Stored records
* * *

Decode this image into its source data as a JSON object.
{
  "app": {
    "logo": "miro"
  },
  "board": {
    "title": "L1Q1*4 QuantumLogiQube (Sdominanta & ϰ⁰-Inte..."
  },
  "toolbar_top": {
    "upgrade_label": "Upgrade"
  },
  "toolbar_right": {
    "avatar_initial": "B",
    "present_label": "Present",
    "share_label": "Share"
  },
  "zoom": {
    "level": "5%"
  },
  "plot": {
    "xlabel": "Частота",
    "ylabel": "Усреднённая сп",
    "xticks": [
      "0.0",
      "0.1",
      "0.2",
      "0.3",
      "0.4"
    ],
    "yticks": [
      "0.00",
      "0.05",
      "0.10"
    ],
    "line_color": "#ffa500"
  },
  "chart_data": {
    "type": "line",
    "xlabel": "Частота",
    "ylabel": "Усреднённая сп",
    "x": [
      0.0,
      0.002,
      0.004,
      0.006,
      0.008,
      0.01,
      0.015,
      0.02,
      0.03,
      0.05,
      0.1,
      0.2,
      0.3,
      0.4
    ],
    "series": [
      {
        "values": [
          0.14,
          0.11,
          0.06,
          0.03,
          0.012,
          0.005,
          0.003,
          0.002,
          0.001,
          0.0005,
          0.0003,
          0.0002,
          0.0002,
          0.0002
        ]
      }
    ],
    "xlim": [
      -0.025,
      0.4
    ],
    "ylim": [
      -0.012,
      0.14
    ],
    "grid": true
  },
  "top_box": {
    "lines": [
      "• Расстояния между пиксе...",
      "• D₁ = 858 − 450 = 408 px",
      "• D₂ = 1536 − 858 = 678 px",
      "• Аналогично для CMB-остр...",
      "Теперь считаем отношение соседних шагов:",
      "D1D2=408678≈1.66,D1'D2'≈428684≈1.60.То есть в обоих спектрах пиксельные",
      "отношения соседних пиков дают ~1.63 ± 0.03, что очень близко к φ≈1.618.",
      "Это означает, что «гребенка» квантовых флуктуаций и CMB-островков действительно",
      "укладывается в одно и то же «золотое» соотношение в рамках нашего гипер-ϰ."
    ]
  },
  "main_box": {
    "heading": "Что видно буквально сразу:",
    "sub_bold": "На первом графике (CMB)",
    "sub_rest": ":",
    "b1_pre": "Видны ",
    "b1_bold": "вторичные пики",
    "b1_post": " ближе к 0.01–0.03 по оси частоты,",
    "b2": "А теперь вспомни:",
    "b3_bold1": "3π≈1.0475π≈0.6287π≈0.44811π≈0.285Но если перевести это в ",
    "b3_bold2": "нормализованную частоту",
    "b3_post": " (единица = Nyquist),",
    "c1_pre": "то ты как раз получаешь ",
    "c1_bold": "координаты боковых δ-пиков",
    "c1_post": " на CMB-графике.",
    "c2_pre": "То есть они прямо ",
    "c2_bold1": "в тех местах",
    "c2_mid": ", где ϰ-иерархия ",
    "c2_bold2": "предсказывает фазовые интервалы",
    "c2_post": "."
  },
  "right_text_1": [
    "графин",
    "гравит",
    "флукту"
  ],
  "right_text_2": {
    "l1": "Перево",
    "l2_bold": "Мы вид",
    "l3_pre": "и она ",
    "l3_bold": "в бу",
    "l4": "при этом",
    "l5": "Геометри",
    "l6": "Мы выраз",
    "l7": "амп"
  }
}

* * *

◆ REQUIREMENTS
Gather every line from the listing above in which the word "пиков" appears.

◆ OUTPUT FOR THIS TASK
      "отношения соседних пиков дают ~1.63 ± 0.03, что очень близко к φ≈1.618.",
    "c1_bold": "координаты боковых δ-пиков",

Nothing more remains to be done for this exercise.